## [SHORT TASK]
Collect every line that includes the string "Current".

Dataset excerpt

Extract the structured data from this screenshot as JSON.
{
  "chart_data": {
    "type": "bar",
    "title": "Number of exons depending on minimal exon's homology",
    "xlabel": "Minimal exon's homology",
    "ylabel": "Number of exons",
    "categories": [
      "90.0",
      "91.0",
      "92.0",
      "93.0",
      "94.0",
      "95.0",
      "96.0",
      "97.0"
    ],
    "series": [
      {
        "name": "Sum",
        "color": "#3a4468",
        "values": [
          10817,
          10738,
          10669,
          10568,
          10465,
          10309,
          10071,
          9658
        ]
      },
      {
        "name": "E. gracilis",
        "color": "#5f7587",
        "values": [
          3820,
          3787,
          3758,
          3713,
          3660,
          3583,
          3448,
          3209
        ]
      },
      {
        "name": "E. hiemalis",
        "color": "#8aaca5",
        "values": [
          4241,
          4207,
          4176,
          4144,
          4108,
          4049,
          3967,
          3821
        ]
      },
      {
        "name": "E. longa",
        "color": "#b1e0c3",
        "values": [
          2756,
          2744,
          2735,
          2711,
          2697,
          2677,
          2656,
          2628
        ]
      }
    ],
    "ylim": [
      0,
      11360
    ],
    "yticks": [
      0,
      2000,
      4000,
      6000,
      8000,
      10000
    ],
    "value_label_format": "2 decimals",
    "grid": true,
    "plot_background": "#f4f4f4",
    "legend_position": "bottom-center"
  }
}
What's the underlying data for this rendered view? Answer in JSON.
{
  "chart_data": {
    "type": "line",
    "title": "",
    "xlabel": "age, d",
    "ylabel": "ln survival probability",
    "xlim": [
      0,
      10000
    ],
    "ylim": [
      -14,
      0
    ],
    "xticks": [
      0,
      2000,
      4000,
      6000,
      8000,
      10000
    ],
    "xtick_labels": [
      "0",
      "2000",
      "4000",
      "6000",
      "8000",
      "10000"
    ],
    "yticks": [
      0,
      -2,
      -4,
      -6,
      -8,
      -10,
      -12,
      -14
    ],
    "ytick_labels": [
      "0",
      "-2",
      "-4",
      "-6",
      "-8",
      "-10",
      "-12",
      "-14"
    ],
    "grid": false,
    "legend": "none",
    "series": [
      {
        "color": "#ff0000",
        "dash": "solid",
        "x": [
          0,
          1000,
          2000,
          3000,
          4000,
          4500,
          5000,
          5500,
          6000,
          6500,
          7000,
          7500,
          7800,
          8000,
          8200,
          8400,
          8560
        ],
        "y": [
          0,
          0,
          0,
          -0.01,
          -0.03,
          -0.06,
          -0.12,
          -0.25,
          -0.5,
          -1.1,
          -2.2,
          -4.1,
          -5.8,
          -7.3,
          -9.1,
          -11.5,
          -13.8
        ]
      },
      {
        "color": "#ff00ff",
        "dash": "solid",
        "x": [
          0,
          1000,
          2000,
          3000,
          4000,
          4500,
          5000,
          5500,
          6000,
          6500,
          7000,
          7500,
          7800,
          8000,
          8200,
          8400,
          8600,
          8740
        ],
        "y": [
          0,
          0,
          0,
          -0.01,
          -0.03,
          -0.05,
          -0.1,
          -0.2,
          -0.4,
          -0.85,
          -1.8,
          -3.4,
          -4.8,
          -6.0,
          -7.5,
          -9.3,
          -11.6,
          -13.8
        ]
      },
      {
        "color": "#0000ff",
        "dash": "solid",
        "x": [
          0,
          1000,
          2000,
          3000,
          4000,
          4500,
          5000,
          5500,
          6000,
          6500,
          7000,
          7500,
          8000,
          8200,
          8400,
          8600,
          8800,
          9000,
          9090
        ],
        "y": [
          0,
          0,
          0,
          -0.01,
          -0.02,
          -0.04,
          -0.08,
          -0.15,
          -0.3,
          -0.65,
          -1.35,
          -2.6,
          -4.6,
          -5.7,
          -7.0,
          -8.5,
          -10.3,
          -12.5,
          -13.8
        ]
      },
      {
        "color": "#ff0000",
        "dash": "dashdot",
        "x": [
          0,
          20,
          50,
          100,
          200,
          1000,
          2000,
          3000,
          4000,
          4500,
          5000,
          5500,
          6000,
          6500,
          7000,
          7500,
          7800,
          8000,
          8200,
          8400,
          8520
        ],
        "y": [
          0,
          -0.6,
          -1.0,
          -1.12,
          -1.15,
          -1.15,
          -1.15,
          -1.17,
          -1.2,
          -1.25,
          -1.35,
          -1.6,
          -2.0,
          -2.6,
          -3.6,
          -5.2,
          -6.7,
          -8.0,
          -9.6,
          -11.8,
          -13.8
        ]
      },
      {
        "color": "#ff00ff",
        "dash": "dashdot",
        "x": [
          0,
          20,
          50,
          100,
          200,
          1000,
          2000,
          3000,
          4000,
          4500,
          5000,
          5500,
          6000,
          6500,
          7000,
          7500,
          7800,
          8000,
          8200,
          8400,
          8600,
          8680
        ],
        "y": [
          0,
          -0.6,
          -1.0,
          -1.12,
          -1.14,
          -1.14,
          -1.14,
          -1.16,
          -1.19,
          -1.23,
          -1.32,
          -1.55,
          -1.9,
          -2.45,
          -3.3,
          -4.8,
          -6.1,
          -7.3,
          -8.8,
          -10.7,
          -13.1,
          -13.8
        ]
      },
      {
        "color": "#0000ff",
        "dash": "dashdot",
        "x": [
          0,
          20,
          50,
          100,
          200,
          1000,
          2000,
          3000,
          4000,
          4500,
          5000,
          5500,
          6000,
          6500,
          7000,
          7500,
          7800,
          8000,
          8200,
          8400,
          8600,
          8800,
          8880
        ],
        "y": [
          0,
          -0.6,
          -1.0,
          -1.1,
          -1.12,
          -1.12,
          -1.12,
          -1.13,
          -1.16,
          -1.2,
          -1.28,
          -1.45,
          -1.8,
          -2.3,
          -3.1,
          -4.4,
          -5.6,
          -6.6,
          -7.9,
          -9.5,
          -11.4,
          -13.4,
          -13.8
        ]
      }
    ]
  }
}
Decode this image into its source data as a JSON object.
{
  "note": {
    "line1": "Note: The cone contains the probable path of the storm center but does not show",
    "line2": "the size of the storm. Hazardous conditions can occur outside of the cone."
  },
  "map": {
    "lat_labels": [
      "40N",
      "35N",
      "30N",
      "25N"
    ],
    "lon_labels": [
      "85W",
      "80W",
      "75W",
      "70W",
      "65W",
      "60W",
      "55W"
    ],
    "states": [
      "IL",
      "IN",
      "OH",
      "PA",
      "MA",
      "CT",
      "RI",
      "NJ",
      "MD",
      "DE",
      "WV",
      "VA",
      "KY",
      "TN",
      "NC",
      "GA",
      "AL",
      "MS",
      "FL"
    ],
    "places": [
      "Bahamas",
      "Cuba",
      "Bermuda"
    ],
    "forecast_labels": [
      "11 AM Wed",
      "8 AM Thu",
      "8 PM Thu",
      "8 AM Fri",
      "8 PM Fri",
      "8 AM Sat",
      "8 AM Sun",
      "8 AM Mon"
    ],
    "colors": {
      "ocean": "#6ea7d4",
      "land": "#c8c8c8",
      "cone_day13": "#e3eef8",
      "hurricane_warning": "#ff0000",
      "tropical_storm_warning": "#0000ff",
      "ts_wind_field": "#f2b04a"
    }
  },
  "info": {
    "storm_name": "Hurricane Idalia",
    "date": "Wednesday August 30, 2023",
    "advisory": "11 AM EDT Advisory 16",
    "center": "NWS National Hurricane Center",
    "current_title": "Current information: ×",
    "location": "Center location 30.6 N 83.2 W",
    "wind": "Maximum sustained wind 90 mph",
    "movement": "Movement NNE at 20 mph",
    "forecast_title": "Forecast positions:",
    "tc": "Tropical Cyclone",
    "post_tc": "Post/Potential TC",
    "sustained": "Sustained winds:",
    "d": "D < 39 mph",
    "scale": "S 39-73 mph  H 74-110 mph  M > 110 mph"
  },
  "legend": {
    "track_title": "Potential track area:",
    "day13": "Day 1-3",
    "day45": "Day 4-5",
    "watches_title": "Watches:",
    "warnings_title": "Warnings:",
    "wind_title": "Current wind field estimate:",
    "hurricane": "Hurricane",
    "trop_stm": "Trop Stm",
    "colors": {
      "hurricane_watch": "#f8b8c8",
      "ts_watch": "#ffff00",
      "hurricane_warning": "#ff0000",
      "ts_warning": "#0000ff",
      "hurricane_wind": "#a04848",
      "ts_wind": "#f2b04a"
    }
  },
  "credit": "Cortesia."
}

## [RESPONSE BELOW]
    "current_title": "Current information: ×",
    "wind_title": "Current wind field estimate:",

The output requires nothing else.